■ Data provided
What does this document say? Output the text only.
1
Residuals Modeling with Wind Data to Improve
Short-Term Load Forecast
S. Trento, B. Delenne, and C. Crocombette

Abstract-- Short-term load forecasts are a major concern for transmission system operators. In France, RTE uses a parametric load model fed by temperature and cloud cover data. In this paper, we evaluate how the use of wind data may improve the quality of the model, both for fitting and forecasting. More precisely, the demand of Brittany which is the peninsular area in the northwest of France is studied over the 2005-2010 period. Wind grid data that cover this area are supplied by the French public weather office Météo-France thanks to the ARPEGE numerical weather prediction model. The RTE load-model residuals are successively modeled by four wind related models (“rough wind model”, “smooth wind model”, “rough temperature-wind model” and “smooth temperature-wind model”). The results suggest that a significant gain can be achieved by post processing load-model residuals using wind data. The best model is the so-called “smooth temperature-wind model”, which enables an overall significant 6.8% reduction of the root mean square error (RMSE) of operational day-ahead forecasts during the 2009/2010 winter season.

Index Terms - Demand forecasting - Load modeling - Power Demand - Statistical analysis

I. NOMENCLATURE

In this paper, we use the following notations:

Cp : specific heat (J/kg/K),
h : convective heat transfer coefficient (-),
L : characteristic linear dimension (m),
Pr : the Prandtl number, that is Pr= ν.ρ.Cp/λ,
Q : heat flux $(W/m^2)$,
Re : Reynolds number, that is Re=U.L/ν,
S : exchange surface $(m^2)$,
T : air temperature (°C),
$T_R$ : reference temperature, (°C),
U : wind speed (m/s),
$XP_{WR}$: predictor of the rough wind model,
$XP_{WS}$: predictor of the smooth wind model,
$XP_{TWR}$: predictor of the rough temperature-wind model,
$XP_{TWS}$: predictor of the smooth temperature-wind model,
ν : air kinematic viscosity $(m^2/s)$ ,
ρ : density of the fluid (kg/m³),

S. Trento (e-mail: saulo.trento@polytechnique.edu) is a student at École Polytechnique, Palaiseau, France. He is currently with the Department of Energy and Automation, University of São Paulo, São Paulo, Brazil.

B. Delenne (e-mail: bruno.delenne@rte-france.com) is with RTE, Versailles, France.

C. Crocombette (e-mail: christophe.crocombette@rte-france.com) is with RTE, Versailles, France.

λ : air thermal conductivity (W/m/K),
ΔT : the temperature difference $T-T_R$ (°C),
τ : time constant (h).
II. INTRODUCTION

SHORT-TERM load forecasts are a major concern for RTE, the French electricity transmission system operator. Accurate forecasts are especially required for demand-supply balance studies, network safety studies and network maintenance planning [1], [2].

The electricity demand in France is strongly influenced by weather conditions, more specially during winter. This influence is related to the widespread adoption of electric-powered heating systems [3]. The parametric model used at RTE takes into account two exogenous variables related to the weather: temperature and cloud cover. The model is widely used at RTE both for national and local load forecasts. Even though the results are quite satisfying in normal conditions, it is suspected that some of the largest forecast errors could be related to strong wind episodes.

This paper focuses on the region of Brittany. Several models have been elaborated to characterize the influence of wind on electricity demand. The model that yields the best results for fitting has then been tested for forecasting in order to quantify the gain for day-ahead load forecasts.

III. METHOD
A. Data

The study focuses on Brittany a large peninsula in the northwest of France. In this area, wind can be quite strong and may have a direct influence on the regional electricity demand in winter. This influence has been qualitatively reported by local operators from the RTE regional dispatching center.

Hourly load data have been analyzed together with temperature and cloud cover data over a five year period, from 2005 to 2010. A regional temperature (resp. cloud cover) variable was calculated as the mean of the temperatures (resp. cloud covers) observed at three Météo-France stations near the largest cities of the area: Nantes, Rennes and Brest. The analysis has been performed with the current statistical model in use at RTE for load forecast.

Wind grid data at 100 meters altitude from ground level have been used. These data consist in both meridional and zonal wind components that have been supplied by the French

■ Exercise goal
Filter the entries above down to the lines containing the word "focuses".

■ In response
This paper focuses on the region of Brittany. Several models have been elaborated to characterize the influence of wind on electricity demand. The model that yields the best results for fitting has then been tested for forecasting in order to quantify the gain for day-ahead load forecasts.
The study focuses on Brittany a large peninsula in the northwest of France. In this area, wind can be quite strong and may have a direct influence on the regional electricity demand in winter. This influence has been qualitatively reported by local operators from the RTE regional dispatching center.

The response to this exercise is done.